_TASK REQUIREMENTS_.
From the entries provided below, copy each line that contains the word "eliminación".

_EXTRACTED DATA_.

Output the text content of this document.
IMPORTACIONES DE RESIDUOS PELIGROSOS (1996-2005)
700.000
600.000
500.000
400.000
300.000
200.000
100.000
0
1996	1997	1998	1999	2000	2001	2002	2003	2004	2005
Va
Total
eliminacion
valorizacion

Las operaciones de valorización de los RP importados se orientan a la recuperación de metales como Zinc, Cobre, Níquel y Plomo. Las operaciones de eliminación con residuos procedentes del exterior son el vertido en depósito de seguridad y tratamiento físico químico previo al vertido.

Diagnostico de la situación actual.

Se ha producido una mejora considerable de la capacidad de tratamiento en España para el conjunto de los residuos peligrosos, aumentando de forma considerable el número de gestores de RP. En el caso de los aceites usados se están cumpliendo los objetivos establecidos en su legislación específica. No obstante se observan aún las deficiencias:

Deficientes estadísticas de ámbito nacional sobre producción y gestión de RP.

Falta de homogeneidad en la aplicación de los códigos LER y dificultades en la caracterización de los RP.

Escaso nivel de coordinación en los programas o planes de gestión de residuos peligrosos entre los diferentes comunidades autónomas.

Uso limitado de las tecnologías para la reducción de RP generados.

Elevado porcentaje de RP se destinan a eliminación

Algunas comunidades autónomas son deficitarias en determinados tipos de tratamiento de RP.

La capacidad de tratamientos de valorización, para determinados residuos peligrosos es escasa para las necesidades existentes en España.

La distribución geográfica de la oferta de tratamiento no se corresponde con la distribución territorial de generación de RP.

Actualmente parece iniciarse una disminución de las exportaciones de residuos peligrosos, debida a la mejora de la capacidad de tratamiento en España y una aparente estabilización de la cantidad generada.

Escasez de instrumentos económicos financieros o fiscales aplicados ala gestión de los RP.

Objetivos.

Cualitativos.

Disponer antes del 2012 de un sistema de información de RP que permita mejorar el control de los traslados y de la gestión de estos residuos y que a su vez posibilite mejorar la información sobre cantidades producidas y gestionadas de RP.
...
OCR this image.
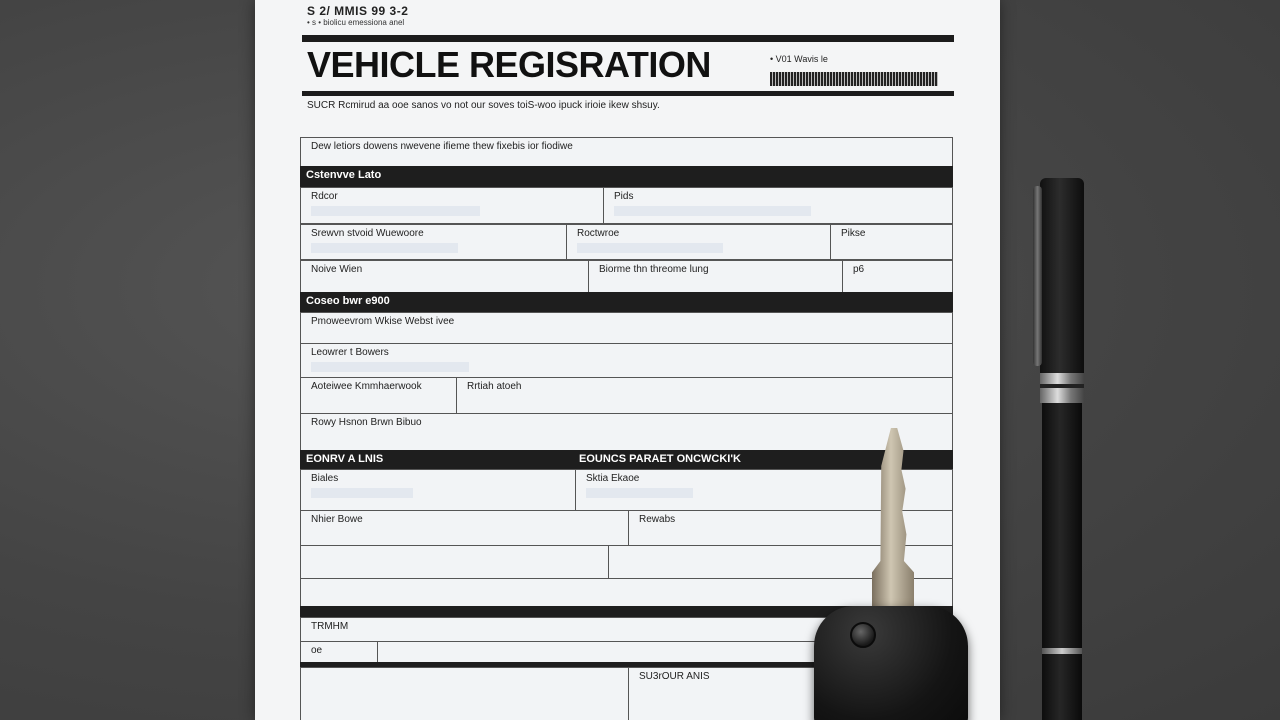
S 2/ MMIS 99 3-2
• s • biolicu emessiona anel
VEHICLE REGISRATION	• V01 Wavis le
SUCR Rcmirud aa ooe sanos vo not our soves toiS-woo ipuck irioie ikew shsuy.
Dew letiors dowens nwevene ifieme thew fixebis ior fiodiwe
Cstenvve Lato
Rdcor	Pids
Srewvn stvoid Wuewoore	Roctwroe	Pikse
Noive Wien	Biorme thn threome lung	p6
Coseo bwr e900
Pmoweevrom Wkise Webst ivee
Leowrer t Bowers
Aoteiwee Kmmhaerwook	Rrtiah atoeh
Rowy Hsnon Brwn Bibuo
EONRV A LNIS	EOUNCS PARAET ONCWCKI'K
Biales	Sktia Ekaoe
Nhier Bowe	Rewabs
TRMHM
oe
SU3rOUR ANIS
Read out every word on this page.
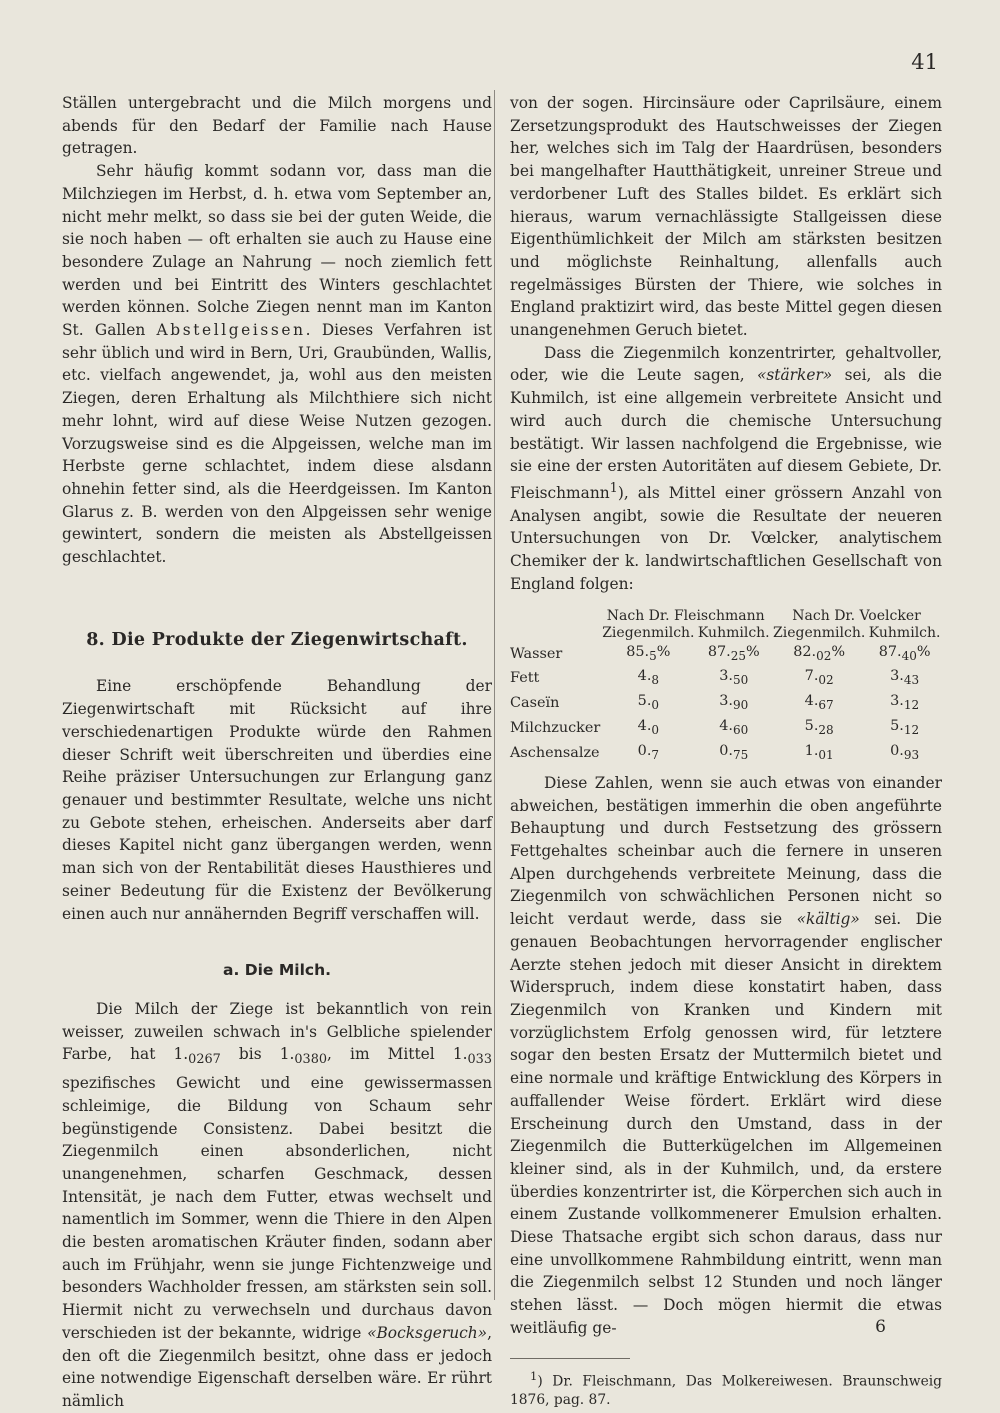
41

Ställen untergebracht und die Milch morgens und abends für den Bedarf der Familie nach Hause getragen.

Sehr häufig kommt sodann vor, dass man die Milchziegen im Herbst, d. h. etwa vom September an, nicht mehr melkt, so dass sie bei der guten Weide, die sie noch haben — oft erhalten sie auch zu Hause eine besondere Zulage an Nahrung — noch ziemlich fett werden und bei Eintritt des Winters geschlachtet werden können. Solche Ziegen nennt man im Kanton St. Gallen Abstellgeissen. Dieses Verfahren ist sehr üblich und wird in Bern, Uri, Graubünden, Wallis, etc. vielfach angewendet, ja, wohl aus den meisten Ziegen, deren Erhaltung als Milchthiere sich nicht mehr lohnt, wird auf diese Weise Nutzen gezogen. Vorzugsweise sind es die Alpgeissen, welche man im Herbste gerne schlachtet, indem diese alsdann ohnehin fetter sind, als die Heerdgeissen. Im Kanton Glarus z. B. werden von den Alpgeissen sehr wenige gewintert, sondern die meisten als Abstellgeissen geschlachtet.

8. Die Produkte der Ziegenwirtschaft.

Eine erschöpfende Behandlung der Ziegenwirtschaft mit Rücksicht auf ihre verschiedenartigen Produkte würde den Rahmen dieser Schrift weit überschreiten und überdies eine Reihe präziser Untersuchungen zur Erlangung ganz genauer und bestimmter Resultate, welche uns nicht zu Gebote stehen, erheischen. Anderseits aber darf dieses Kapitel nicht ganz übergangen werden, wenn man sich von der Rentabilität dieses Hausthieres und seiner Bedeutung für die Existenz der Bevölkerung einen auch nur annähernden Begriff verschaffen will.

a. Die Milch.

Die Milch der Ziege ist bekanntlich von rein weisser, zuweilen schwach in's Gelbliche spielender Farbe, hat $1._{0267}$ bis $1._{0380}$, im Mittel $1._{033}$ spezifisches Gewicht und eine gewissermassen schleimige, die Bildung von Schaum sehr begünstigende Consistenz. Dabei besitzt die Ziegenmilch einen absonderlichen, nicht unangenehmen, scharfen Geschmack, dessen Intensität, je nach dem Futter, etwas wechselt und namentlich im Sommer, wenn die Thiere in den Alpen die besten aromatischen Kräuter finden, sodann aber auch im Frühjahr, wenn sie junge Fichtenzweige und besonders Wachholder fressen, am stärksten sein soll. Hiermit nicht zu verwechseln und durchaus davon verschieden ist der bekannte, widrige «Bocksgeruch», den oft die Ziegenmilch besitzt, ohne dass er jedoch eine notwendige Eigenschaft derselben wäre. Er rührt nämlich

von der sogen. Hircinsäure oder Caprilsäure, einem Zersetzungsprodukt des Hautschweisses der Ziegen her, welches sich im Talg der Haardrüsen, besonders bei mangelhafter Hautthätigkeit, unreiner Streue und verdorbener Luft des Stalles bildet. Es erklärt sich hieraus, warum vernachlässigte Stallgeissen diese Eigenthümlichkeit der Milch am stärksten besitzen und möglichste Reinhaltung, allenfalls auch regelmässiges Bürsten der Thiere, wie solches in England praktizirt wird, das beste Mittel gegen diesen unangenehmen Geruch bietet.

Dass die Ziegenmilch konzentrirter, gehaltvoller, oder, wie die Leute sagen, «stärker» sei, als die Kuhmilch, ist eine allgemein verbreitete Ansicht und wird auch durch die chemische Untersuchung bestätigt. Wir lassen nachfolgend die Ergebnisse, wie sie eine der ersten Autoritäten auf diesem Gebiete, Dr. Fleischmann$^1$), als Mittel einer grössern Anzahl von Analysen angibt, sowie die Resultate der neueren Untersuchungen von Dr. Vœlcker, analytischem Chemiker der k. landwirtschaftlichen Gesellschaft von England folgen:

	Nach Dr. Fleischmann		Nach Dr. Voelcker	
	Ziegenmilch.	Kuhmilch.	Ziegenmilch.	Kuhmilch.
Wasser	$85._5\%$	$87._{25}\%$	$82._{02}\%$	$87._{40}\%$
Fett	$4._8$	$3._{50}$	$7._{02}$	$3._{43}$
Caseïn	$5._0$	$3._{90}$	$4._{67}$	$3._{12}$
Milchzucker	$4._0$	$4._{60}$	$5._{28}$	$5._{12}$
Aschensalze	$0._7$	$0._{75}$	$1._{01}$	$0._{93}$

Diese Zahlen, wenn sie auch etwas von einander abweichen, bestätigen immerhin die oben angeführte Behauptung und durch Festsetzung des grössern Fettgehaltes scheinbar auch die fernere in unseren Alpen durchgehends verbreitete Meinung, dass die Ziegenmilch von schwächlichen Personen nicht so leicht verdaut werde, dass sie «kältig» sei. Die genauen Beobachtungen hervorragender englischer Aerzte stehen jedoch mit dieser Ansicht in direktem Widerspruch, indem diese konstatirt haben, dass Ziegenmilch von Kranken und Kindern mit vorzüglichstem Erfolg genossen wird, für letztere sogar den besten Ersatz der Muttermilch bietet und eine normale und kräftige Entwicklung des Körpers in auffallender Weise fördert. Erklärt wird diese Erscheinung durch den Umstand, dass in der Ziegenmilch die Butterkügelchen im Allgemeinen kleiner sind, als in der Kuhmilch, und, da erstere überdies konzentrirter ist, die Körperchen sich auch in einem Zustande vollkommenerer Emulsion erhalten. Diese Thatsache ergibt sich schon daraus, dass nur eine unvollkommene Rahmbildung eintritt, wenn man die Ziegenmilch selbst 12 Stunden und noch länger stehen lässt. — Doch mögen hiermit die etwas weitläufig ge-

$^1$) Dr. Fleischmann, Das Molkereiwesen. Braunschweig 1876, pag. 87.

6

_SOLUTION FOR THIS PROBLEM_.
Las operaciones de valorización de los RP importados se orientan a la recuperación de metales como Zinc, Cobre, Níquel y Plomo. Las operaciones de eliminación con residuos procedentes del exterior son el vertido en depósito de seguridad y tratamiento físico químico previo al vertido.
Elevado porcentaje de RP se destinan a eliminación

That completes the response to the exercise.